> Given records:
========
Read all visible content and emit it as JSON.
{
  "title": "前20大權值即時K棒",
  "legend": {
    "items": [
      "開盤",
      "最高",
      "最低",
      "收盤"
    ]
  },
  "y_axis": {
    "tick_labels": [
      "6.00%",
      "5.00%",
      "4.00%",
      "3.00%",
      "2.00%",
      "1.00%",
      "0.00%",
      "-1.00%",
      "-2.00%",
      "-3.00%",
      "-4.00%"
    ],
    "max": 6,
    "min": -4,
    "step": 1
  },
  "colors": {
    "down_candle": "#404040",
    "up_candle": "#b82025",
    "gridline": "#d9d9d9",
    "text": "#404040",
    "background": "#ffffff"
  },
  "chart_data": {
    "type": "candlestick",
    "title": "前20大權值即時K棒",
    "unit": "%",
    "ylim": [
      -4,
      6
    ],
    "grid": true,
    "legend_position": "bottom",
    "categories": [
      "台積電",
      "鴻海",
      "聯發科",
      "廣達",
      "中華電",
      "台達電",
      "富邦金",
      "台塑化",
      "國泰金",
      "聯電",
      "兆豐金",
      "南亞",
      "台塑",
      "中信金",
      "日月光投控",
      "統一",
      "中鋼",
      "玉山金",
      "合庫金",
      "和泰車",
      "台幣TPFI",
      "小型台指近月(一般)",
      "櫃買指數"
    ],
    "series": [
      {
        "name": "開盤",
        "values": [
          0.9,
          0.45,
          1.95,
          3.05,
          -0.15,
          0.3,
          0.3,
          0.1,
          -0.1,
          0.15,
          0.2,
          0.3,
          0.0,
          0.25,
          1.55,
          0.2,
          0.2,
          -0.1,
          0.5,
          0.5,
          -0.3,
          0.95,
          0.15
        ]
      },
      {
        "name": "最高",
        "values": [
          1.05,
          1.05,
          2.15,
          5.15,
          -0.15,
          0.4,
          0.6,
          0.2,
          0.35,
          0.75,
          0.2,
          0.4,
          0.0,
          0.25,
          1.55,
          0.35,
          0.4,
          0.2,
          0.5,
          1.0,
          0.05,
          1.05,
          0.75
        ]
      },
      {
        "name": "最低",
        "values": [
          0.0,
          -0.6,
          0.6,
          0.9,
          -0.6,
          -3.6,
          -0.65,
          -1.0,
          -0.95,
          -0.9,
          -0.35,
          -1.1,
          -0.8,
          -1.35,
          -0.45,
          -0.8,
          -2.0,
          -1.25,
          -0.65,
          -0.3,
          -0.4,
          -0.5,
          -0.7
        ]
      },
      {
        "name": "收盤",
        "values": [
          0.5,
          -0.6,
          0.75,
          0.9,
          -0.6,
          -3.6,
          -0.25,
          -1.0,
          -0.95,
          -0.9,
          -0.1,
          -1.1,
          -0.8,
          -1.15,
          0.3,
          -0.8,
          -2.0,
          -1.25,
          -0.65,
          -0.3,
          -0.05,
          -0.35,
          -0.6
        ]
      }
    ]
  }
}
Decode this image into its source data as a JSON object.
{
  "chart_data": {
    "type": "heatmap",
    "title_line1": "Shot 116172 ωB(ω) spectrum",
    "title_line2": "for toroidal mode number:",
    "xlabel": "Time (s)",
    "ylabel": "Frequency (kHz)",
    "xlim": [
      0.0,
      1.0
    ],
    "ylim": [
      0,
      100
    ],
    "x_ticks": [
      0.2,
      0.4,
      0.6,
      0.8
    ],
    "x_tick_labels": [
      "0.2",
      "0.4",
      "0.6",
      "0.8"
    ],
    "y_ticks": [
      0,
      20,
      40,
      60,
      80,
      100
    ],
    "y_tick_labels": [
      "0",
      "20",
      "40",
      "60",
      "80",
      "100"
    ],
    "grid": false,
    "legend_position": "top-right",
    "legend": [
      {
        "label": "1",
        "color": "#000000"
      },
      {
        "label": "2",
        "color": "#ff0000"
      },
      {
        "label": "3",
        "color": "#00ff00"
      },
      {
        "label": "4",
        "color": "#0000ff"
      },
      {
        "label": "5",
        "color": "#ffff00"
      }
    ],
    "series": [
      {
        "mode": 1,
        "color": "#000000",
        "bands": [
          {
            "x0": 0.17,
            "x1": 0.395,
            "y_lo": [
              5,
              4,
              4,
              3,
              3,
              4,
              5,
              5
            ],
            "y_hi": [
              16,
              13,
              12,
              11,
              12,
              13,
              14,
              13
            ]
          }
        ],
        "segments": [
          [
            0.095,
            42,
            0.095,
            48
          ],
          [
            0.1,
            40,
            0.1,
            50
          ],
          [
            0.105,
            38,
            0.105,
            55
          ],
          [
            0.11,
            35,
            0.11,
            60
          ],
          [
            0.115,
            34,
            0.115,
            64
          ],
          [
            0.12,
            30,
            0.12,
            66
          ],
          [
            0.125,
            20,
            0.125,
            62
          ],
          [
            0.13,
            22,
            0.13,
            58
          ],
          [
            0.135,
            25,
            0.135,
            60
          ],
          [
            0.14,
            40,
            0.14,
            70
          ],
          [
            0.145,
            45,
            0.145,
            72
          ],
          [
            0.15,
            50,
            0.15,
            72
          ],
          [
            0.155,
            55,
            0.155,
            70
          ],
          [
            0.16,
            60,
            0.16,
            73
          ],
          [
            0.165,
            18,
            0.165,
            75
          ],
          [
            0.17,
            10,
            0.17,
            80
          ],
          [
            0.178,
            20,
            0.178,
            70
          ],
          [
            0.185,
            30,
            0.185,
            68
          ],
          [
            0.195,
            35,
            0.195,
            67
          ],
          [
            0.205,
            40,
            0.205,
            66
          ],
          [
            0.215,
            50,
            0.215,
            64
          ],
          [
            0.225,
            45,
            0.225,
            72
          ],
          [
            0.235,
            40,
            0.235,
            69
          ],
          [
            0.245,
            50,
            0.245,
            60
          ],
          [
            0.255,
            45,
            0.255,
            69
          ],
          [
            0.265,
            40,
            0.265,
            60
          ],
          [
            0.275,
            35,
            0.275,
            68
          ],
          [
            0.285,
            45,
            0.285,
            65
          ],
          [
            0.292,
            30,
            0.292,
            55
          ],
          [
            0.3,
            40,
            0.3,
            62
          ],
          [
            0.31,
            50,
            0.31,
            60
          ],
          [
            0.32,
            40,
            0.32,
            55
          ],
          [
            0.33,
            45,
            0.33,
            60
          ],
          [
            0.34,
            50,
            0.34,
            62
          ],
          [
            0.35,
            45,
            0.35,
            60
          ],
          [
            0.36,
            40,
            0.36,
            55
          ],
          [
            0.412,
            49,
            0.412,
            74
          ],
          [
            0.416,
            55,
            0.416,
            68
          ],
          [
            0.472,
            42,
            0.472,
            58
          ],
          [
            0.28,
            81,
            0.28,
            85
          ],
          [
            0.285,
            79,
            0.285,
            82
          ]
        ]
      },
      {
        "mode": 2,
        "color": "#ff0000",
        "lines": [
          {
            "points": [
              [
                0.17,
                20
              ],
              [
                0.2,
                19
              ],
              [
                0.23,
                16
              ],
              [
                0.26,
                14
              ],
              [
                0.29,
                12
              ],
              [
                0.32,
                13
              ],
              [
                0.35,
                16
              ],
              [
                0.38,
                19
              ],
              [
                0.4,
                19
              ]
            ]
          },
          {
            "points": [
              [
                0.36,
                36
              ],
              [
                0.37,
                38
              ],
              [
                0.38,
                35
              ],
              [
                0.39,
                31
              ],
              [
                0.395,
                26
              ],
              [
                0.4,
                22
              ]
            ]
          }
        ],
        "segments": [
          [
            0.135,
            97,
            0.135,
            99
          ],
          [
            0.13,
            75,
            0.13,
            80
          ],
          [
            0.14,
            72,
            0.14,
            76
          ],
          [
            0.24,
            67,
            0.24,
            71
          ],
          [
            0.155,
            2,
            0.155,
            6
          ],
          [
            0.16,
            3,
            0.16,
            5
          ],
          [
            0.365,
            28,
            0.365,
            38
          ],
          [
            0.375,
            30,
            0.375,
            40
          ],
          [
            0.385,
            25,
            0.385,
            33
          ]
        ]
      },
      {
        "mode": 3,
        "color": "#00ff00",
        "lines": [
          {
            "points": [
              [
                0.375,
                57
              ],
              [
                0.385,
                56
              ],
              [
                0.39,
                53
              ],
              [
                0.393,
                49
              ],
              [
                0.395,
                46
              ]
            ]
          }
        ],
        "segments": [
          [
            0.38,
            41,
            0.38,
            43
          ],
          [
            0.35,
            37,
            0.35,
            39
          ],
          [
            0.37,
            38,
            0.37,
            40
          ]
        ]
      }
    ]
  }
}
========
> What the task asks: Using the listing above, list every line in which the string "JSON" occurs.

> Reply:
Read all visible content and emit it as JSON.
Decode this image into its source data as a JSON object.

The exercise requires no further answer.